**Given exercise**
Each line of the material below that holds the word "components" needs to be copied.

**Recorded information**
----

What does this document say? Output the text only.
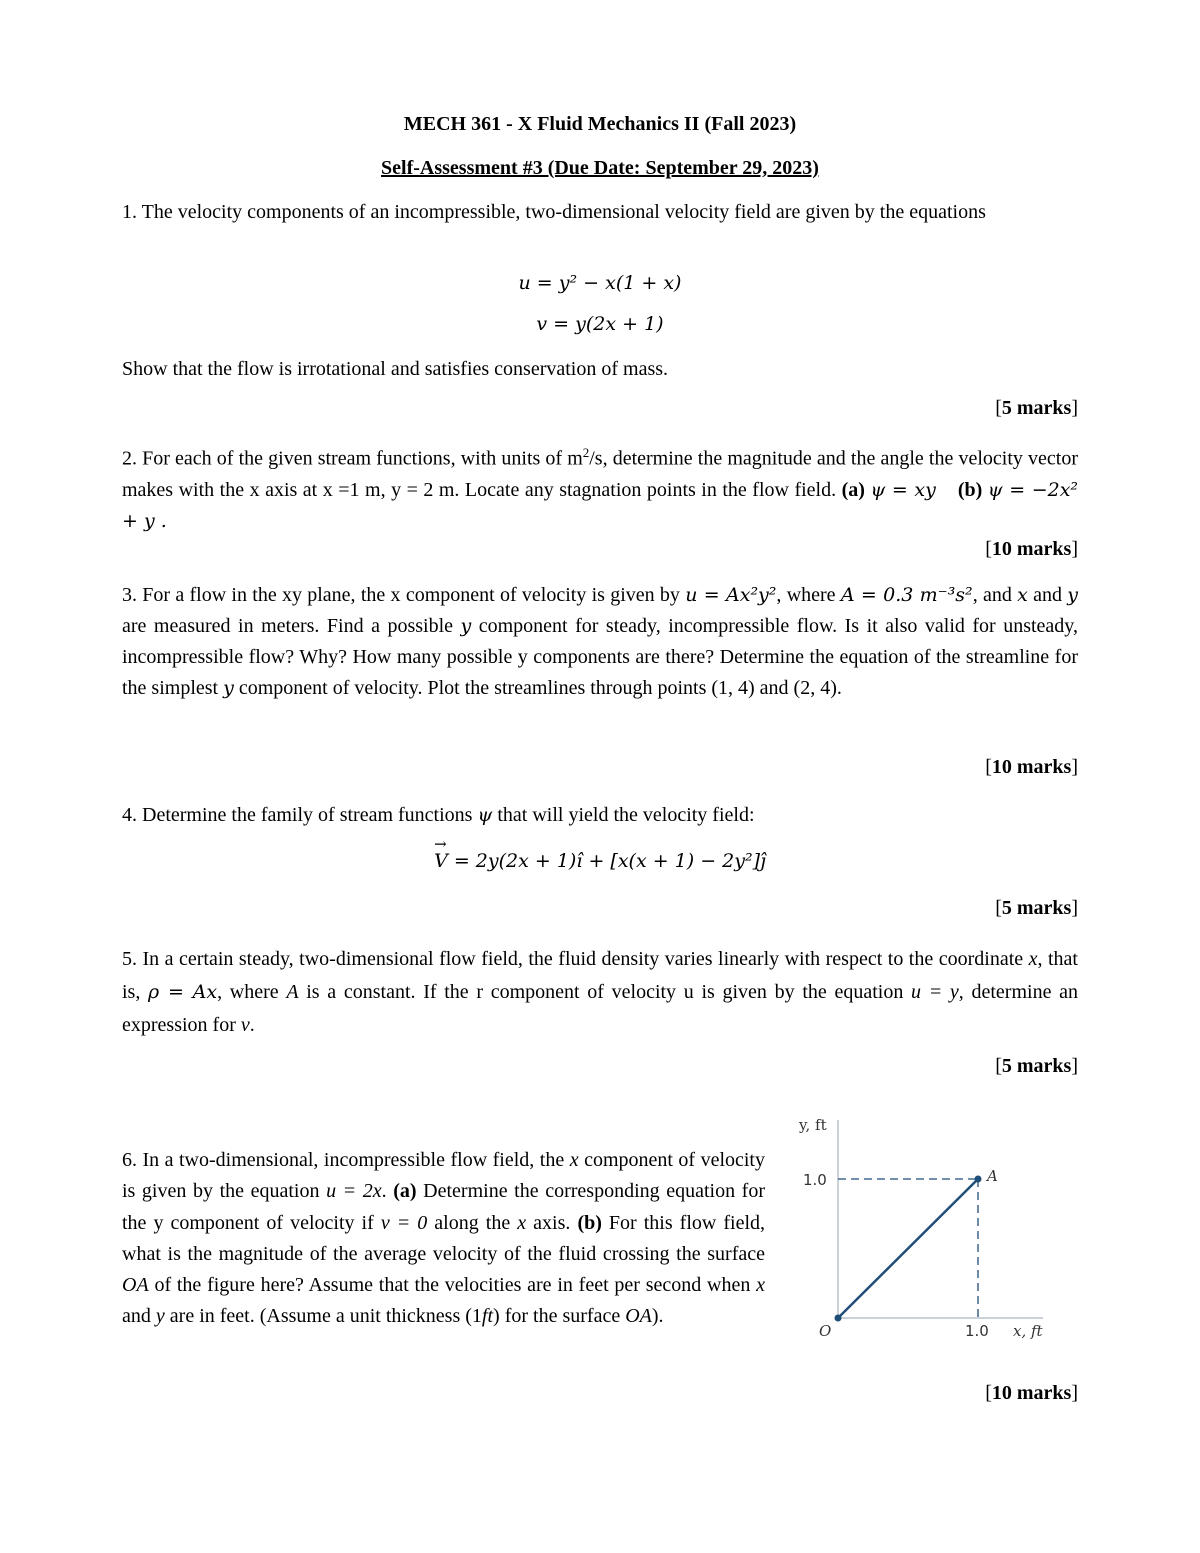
MECH 361 - X Fluid Mechanics II (Fall 2023)
Self-Assessment #3 (Due Date: September 29, 2023)
1. The velocity components of an incompressible, two-dimensional velocity field are given by the equations
u = y² − x(1 + x)
v = y(2x + 1)
Show that the flow is irrotational and satisfies conservation of mass.
[5 marks]
2. For each of the given stream functions, with units of $m^2/s$, determine the magnitude and the angle the velocity vector makes with the x axis at x =1 m, y = 2 m. Locate any stagnation points in the flow field. (a) ψ = xy (b) ψ = −2x² + y .
[10 marks]
3. For a flow in the xy plane, the x component of velocity is given by u = Ax²y², where A = 0.3 m⁻³s², and x and y are measured in meters. Find a possible y component for steady, incompressible flow. Is it also valid for unsteady, incompressible flow? Why? How many possible y components are there? Determine the equation of the streamline for the simplest y component of velocity. Plot the streamlines through points (1, 4) and (2, 4).
[10 marks]
4. Determine the family of stream functions ψ that will yield the velocity field:
→ V = 2y(2x + 1)î + [x(x + 1) − 2y²]ĵ
[5 marks]
5. In a certain steady, two-dimensional flow field, the fluid density varies linearly with respect to the coordinate x, that is, ρ = Ax, where A is a constant. If the r component of velocity u is given by the equation u = y, determine an expression for v.
[5 marks]
6. In a two-dimensional, incompressible flow field, the x component of velocity is given by the equation u = 2x. (a) Determine the corresponding equation for the y component of velocity if v = 0 along the x axis. (b) For this flow field, what is the magnitude of the average velocity of the fluid crossing the surface OA of the figure here? Assume that the velocities are in feet per second when x and y are in feet. (Assume a unit thickness (1ft) for the surface OA).
y, ft
1.0
1.0 x, ft
O
A
[10 marks]
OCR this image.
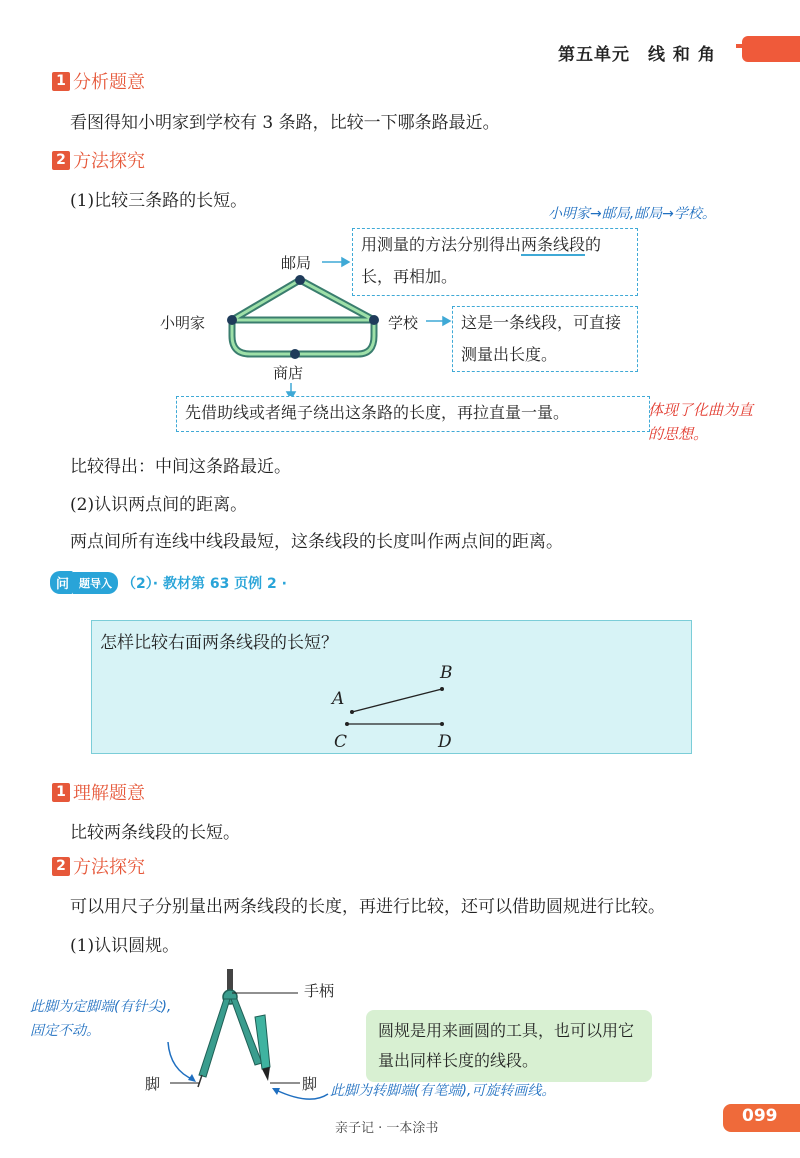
第五单元 线 和 角
1 分析题意
看图得知小明家到学校有 3 条路，比较一下哪条路最近。
2 方法探究
(1)比较三条路的长短。
小明家→邮局,邮局→学校。
邮局
小明家	学校
商店
用测量的方法分别得出两条线段的长，再相加。
这是一条线段，可直接测量出长度。
先借助线或者绳子绕出这条路的长度，再拉直量一量。	体现了化曲为直的思想。
比较得出：中间这条路最近。
(2)认识两点间的距离。
两点间所有连线中线段最短，这条线段的长度叫作两点间的距离。
问 题导入 （2）· 教材第 63 页例 2 ·
怎样比较右面两条线段的长短？
A
B
C	D
1 理解题意
比较两条线段的长短。
2 方法探究
可以用尺子分别量出两条线段的长度，再进行比较，还可以借助圆规进行比较。
(1)认识圆规。
手柄
脚	脚
圆规是用来画圆的工具，也可以用它量出同样长度的线段。
此脚为定脚端(有针尖),固定不动。
此脚为转脚端(有笔端),可旋转画线。
亲子记 · 一本涂书
099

----

**Exercise output**
1. The velocity components of an incompressible, two-dimensional velocity field are given by the equations
3. For a flow in the xy plane, the x component of velocity is given by u = Ax²y², where A = 0.3 m⁻³s², and x and y are measured in meters. Find a possible y component for steady, incompressible flow. Is it also valid for unsteady, incompressible flow? Why? How many possible y components are there? Determine the equation of the streamline for the simplest y component of velocity. Plot the streamlines through points (1, 4) and (2, 4).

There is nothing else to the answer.